[Records from a data collection]
※ ※ ※

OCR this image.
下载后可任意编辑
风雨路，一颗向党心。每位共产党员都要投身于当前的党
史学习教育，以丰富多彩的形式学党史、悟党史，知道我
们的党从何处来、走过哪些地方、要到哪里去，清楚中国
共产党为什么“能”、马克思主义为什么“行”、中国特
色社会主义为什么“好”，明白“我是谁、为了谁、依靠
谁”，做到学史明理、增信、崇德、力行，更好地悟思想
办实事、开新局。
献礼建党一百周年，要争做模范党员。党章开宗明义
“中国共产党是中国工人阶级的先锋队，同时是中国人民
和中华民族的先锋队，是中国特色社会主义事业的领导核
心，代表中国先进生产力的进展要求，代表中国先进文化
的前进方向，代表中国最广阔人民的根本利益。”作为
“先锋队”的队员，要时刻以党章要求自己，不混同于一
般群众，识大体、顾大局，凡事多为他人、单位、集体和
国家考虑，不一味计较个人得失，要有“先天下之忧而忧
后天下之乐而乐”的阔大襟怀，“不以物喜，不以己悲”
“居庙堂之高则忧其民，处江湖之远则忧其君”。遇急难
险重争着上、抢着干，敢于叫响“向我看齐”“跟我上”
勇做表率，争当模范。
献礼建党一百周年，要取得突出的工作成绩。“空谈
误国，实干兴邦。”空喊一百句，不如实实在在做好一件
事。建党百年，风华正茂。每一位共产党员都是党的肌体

※ ※ ※

## Written problem
All of the material must be reproduced exactly.

## Result of the task
OCR this image.
下载后可任意编辑
风雨路，一颗向党心。每位共产党员都要投身于当前的党
史学习教育，以丰富多彩的形式学党史、悟党史，知道我
们的党从何处来、走过哪些地方、要到哪里去，清楚中国
共产党为什么“能”、马克思主义为什么“行”、中国特
色社会主义为什么“好”，明白“我是谁、为了谁、依靠
谁”，做到学史明理、增信、崇德、力行，更好地悟思想
办实事、开新局。
献礼建党一百周年，要争做模范党员。党章开宗明义
“中国共产党是中国工人阶级的先锋队，同时是中国人民
和中华民族的先锋队，是中国特色社会主义事业的领导核
心，代表中国先进生产力的进展要求，代表中国先进文化
的前进方向，代表中国最广阔人民的根本利益。”作为
“先锋队”的队员，要时刻以党章要求自己，不混同于一
般群众，识大体、顾大局，凡事多为他人、单位、集体和
国家考虑，不一味计较个人得失，要有“先天下之忧而忧
后天下之乐而乐”的阔大襟怀，“不以物喜，不以己悲”
“居庙堂之高则忧其民，处江湖之远则忧其君”。遇急难
险重争着上、抢着干，敢于叫响“向我看齐”“跟我上”
勇做表率，争当模范。
献礼建党一百周年，要取得突出的工作成绩。“空谈
误国，实干兴邦。”空喊一百句，不如实实在在做好一件
事。建党百年，风华正茂。每一位共产党员都是党的肌体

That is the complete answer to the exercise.